- _Set task_
Copy each line in the data that includes the word "avatar".

- _Exercise inputs_
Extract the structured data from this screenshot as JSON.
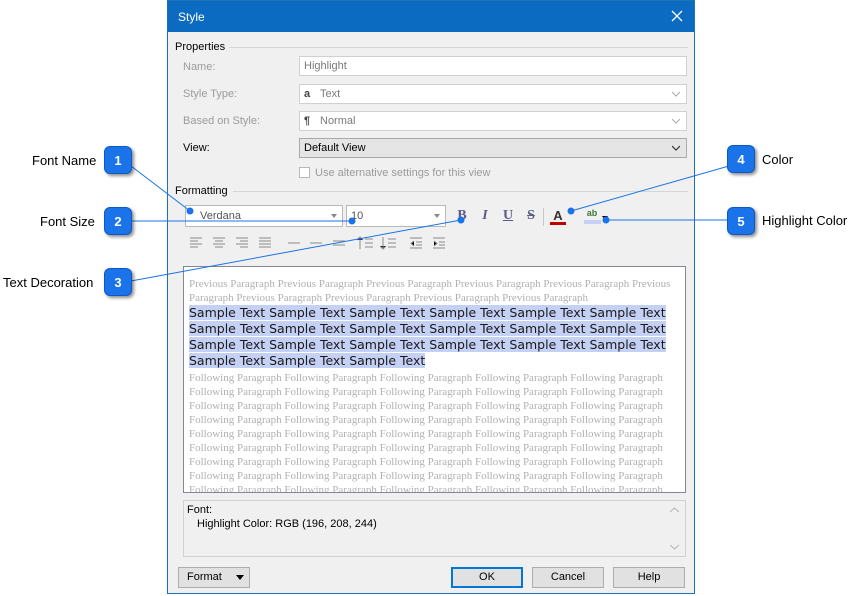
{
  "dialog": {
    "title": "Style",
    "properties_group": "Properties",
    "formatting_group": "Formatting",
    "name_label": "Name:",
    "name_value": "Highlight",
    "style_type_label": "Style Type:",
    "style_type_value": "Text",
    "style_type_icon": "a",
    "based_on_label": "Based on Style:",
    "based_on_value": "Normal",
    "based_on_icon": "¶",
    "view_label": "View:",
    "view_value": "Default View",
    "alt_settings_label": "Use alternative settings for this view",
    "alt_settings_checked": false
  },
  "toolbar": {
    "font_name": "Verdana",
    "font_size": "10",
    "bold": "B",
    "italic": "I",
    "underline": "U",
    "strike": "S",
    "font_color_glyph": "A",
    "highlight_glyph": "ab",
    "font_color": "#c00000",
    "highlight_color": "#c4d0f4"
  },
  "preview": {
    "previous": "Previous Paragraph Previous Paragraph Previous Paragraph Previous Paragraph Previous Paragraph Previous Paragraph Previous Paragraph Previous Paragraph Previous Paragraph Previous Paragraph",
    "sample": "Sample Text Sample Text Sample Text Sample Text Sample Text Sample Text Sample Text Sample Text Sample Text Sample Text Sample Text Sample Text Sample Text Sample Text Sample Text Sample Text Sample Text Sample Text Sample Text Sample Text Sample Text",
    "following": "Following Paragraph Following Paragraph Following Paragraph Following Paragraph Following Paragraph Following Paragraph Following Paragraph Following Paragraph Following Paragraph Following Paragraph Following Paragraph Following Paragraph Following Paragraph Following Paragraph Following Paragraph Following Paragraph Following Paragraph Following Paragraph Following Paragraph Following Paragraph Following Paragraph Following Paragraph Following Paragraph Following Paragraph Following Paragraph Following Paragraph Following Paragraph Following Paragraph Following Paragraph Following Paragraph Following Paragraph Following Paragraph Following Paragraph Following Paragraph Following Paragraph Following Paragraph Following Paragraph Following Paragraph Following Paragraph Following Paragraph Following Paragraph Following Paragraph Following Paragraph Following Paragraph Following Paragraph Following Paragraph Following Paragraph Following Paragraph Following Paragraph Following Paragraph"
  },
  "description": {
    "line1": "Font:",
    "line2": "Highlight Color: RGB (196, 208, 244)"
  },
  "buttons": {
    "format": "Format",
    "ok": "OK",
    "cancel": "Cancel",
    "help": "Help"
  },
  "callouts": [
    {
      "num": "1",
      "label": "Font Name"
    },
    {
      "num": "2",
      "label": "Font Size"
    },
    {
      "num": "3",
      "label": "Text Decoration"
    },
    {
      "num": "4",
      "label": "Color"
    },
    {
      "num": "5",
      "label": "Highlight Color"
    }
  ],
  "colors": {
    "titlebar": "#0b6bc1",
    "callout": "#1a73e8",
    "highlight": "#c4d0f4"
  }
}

* * *

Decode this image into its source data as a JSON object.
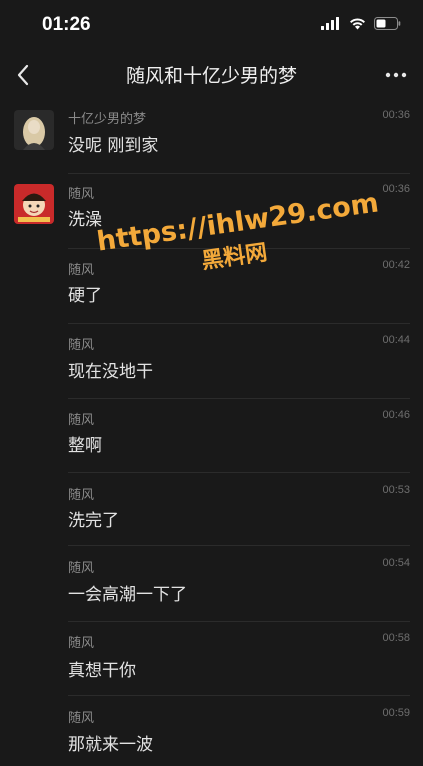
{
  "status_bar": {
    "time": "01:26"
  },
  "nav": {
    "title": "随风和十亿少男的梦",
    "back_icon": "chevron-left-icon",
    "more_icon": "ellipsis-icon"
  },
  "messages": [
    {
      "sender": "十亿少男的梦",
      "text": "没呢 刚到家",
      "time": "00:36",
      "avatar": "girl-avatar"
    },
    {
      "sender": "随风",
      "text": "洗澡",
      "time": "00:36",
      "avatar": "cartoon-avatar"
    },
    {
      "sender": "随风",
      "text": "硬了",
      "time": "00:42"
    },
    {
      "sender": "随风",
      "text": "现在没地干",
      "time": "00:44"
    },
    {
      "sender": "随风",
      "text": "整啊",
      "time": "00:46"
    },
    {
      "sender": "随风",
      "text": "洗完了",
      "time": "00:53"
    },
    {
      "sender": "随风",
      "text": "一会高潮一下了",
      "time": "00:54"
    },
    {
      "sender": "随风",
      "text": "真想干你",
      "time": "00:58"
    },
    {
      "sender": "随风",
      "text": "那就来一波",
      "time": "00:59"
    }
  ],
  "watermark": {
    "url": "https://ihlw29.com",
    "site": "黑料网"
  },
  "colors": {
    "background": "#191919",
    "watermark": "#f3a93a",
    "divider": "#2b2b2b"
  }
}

- _Worked solution_
      "avatar": "girl-avatar"
      "avatar": "cartoon-avatar"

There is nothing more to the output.